— START OF PAGE —

A slight deviation from the timeline of 1997-2016 is ‘Marion’s Theme’ from Raiders of the Lost Ark that now receives its first official recording in this full concert form. Williams originally penned this extended piece not in 1981 but in 2008 after the release of the Kingdom of the Crystal Skull when Steven Spielberg asked him specifically to extend the original theme since it had never had a proper concert suite prior to this. In this new version the whole theme is expanded and fully fleshed out in the fashion of the classic sweeping Hollywood love themes of old embodying both strength and fragility in equal measure and it still remains one of the most attractive romantic themes Williams has ever penned.
One particular new arrangement that didn’t quite find the mark with me on this disc is ‘Hymn to the Fallen’ from Saving Private Ryan. While I appreciate new interpretations of these classic themes and the performance itself is fine here, this version seems to chop out about two whole minutes of material from the piece and thus to my mind deprives it some of its solemn build-up and emotional crescendo and ends up feeling unduly rushed and awkward in comparison with the original.
The following piece ‘Dartmoor, 1912’ from War Horse on the other hand is a superb arrangement as it transports us to the British Isles in a lovely evocation of nature in English pastoral mode. In the suite several central themes from the score presented in the lengthy meditation that features the gracefully lyrical playing of the flautist Heather Clark, whose solo part conjures vivid and sunny bucolic imagery in its silvery tones and there is such emotion and welcoming glow to the whole piece that makes it so emblematically Williams and another highlight of the disc.
‘Viktor’s Tale’ from The Terminal is a showcase for the clarinet played nimbly by Don Foster. He skilfully navigates the devilishly challenging central solo part of the theme that depicts the main character of the film, Viktor Navorski, and his indomitable industrious optimism with some definite Eastern European colouration and jaunty folk song qualities. From the other end of the emotional spectrum comes ‘Prayer for Peace’ that is a string orchestra adaptation of ‘Avner’s Theme’ from Munich that is at the same time an impassioned plea for peace in the Middle-East and a tragic elegy for lives lost in the conflict. The strings of the Recording Arts Orchestra perform with mournful sensitivity this vintage Williams adagio that also carries the feel of a sorrowful folk melody.

— END OF PAGE —
— START OF GIVEN INFORMATION —

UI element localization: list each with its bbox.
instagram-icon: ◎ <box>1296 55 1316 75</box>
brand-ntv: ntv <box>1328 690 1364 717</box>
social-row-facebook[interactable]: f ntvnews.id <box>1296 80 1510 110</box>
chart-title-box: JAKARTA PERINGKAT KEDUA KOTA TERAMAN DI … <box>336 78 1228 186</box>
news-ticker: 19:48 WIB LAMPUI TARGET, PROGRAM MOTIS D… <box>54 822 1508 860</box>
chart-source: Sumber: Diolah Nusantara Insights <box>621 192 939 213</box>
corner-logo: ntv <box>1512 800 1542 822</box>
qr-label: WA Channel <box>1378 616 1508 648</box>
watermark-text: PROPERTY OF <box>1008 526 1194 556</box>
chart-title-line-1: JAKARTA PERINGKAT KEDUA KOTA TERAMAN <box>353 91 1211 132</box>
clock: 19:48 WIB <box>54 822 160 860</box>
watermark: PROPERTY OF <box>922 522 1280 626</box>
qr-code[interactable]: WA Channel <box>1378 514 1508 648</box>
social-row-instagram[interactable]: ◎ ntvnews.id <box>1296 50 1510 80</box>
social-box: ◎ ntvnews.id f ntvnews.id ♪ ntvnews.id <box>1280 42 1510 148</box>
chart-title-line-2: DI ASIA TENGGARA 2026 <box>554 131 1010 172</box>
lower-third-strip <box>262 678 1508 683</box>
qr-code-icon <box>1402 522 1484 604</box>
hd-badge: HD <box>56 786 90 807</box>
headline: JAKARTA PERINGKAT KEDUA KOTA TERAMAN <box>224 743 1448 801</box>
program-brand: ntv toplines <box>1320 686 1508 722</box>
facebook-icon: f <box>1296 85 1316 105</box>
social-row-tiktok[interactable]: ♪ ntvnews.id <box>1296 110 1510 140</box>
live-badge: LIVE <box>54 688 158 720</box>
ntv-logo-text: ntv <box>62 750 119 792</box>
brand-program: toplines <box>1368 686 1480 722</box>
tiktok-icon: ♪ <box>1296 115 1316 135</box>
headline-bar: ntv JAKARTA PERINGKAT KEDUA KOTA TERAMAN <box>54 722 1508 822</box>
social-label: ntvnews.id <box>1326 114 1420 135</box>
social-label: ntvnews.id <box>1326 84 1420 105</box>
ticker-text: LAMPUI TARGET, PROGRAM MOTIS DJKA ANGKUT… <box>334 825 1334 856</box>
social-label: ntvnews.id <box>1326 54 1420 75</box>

— END OF GIVEN INFORMATION —

WRITTEN REQUEST 1
Answer these from the review, giving one answer per line:
(a) In what year did Williams write the extended concert version of 'Marion's Theme'?
(b) Who plays the flute solo in 'Dartmoor, 1912'?
(c) Which instrument does Don Foster play in 'Viktor's Tale'?
WRITTEN REQUEST 2
Please rewrite the review's paragraph beginning "One particular new arrangement" as a short bulleted list that keeps its main facts.

CORRECT OUTPUT 1
(a) 2008
(b) Heather Clark
(c) The clarinet

CORRECT OUTPUT 2
- The reviewer found the new arrangement of 'Hymn to the Fallen' from Saving Private Ryan unsatisfying.
- The performance itself is fine.
- The arrangement cuts about two minutes from the piece.
- This removes some of the solemn build-up and emotional crescendo.
- Compared with the original, it feels unduly rushed and awkward.